(Data records)
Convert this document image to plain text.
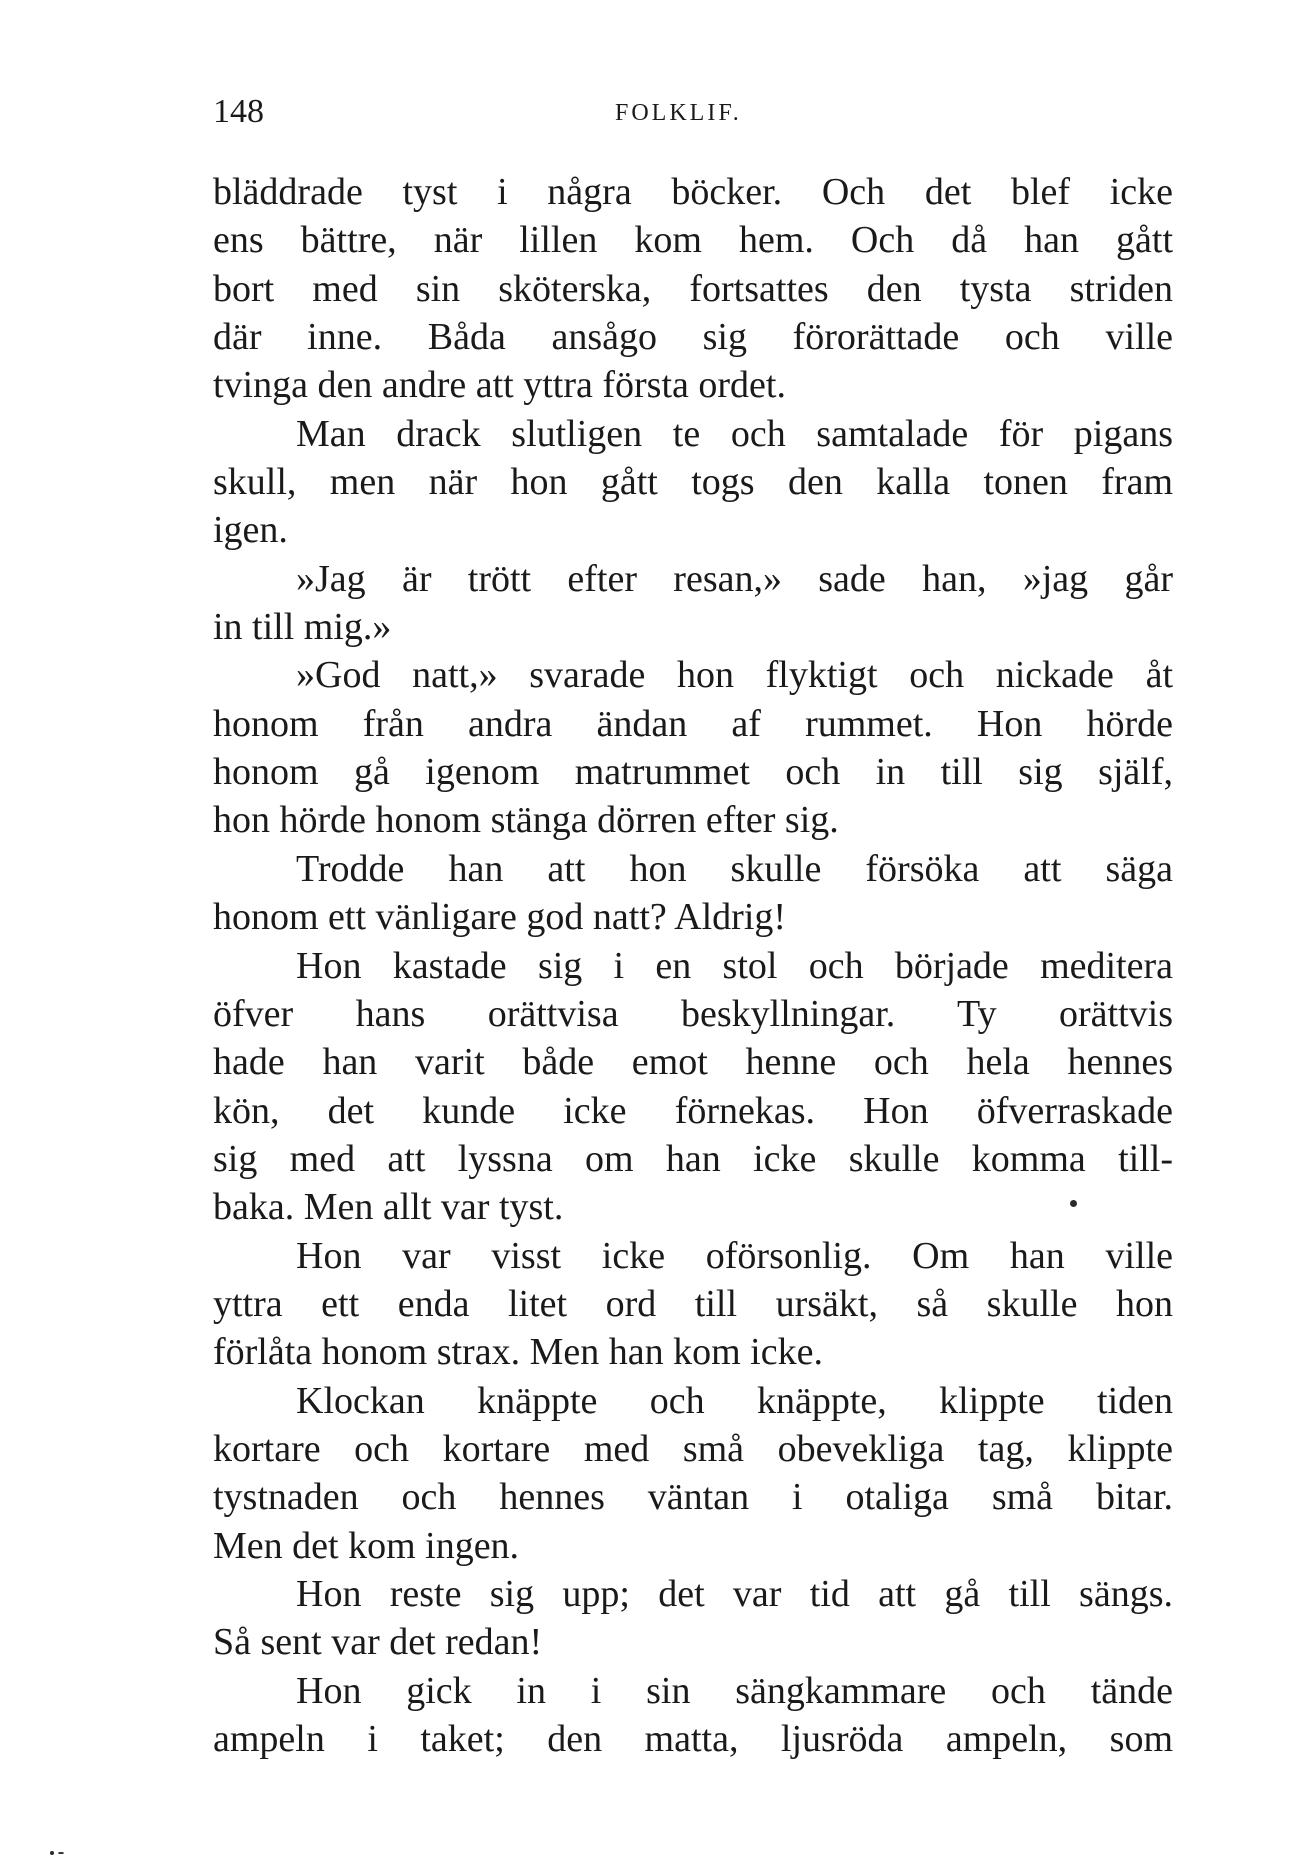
148	FOLKLIF.
bläddrade tyst i några böcker. Och det blef icke
ens bättre, när lillen kom hem. Och då han gått
bort med sin sköterska, fortsattes den tysta striden
där inne. Båda ansågo sig förorättade och ville
tvinga den andre att yttra första ordet.
Man drack slutligen te och samtalade för pigans
skull, men när hon gått togs den kalla tonen fram
igen.
»Jag är trött efter resan,» sade han, »jag går
in till mig.»
»God natt,» svarade hon flyktigt och nickade åt
honom från andra ändan af rummet. Hon hörde
honom gå igenom matrummet och in till sig själf,
hon hörde honom stänga dörren efter sig.
Trodde han att hon skulle försöka att säga
honom ett vänligare god natt? Aldrig!
Hon kastade sig i en stol och började meditera
öfver hans orättvisa beskyllningar. Ty orättvis
hade han varit både emot henne och hela hennes
kön, det kunde icke förnekas. Hon öfverraskade
sig med att lyssna om han icke skulle komma till-
baka. Men allt var tyst.
Hon var visst icke oförsonlig. Om han ville
yttra ett enda litet ord till ursäkt, så skulle hon
förlåta honom strax. Men han kom icke.
Klockan knäppte och knäppte, klippte tiden
kortare och kortare med små obevekliga tag, klippte
tystnaden och hennes väntan i otaliga små bitar.
Men det kom ingen.
Hon reste sig upp; det var tid att gå till sängs.
Så sent var det redan!
Hon gick in i sin sängkammare och tände
ampeln i taket; den matta, ljusröda ampeln, som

(Aim of the task) Filter the records above and copy every line that contains the word "natt".

(Reply)
»God natt,» svarade hon flyktigt och nickade åt
honom ett vänligare god natt? Aldrig!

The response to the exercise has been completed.